-- START DATASET EXTRACT --
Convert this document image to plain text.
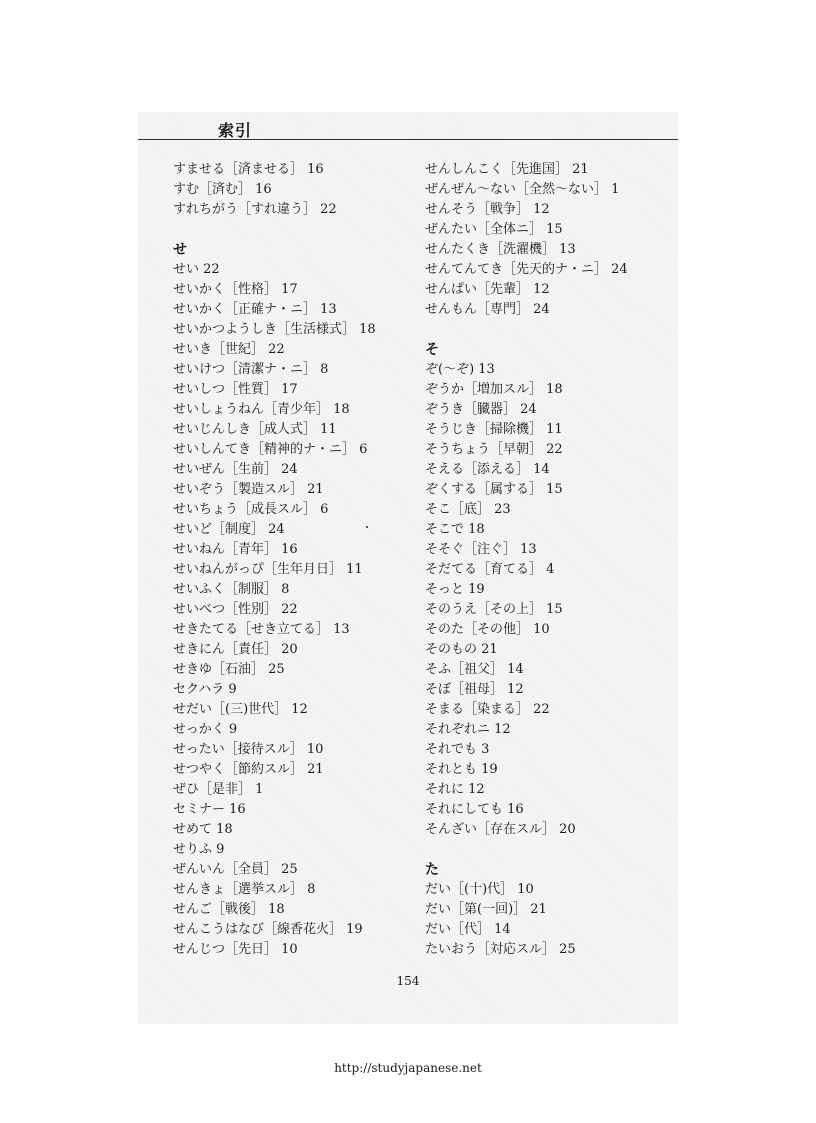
索引
すませる［済ませる］ 16
すむ［済む］ 16
すれちがう［すれ違う］ 22
せ
せい 22
せいかく［性格］ 17
せいかく［正確ナ・ニ］ 13
せいかつようしき［生活様式］ 18
せいき［世紀］ 22
せいけつ［清潔ナ・ニ］ 8
せいしつ［性質］ 17
せいしょうねん［青少年］ 18
せいじんしき［成人式］ 11
せいしんてき［精神的ナ・ニ］ 6
せいぜん［生前］ 24
せいぞう［製造スル］ 21
せいちょう［成長スル］ 6
せいど［制度］ 24
せいねん［青年］ 16
せいねんがっぴ［生年月日］ 11
せいふく［制服］ 8
せいべつ［性別］ 22
せきたてる［せき立てる］ 13
せきにん［責任］ 20
せきゆ［石油］ 25
セクハラ 9
せだい［(三)世代］ 12
せっかく 9
せったい［接待スル］ 10
せつやく［節約スル］ 21
ぜひ［是非］ 1
セミナー 16
せめて 18
せりふ 9
ぜんいん［全員］ 25
せんきょ［選挙スル］ 8
せんご［戦後］ 18
せんこうはなび［線香花火］ 19
せんじつ［先日］ 10
せんしんこく［先進国］ 21
ぜんぜん〜ない［全然〜ない］ 1
せんそう［戦争］ 12
ぜんたい［全体ニ］ 15
せんたくき［洗濯機］ 13
せんてんてき［先天的ナ・ニ］ 24
せんぱい［先輩］ 12
せんもん［専門］ 24
そ
ぞ(〜ぞ) 13
ぞうか［増加スル］ 18
ぞうき［臓器］ 24
そうじき［掃除機］ 11
そうちょう［早朝］ 22
そえる［添える］ 14
ぞくする［属する］ 15
そこ［底］ 23
そこで 18
そそぐ［注ぐ］ 13
そだてる［育てる］ 4
そっと 19
そのうえ［その上］ 15
そのた［その他］ 10
そのもの 21
そふ［祖父］ 14
そぼ［祖母］ 12
そまる［染まる］ 22
それぞれニ 12
それでも 3
それとも 19
それに 12
それにしても 16
そんざい［存在スル］ 20
た
だい［(十)代］ 10
だい［第(一回)］ 21
だい［代］ 14
たいおう［対応スル］ 25
154
http://studyjapanese.net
-- END DATASET EXTRACT --
▶ **THE REQUEST**
Without the pictures, return all the records precisely as they stand.

▶ **SOLVED EXERCISE**
Convert this document image to plain text.
索引
すませる［済ませる］ 16
すむ［済む］ 16
すれちがう［すれ違う］ 22
せ
せい 22
せいかく［性格］ 17
せいかく［正確ナ・ニ］ 13
せいかつようしき［生活様式］ 18
せいき［世紀］ 22
せいけつ［清潔ナ・ニ］ 8
せいしつ［性質］ 17
せいしょうねん［青少年］ 18
せいじんしき［成人式］ 11
せいしんてき［精神的ナ・ニ］ 6
せいぜん［生前］ 24
せいぞう［製造スル］ 21
せいちょう［成長スル］ 6
せいど［制度］ 24
せいねん［青年］ 16
せいねんがっぴ［生年月日］ 11
せいふく［制服］ 8
せいべつ［性別］ 22
せきたてる［せき立てる］ 13
せきにん［責任］ 20
せきゆ［石油］ 25
セクハラ 9
せだい［(三)世代］ 12
せっかく 9
せったい［接待スル］ 10
せつやく［節約スル］ 21
ぜひ［是非］ 1
セミナー 16
せめて 18
せりふ 9
ぜんいん［全員］ 25
せんきょ［選挙スル］ 8
せんご［戦後］ 18
せんこうはなび［線香花火］ 19
せんじつ［先日］ 10
せんしんこく［先進国］ 21
ぜんぜん〜ない［全然〜ない］ 1
せんそう［戦争］ 12
ぜんたい［全体ニ］ 15
せんたくき［洗濯機］ 13
せんてんてき［先天的ナ・ニ］ 24
せんぱい［先輩］ 12
せんもん［専門］ 24
そ
ぞ(〜ぞ) 13
ぞうか［増加スル］ 18
ぞうき［臓器］ 24
そうじき［掃除機］ 11
そうちょう［早朝］ 22
そえる［添える］ 14
ぞくする［属する］ 15
そこ［底］ 23
そこで 18
そそぐ［注ぐ］ 13
そだてる［育てる］ 4
そっと 19
そのうえ［その上］ 15
そのた［その他］ 10
そのもの 21
そふ［祖父］ 14
そぼ［祖母］ 12
そまる［染まる］ 22
それぞれニ 12
それでも 3
それとも 19
それに 12
それにしても 16
そんざい［存在スル］ 20
た
だい［(十)代］ 10
だい［第(一回)］ 21
だい［代］ 14
たいおう［対応スル］ 25
154
http://studyjapanese.net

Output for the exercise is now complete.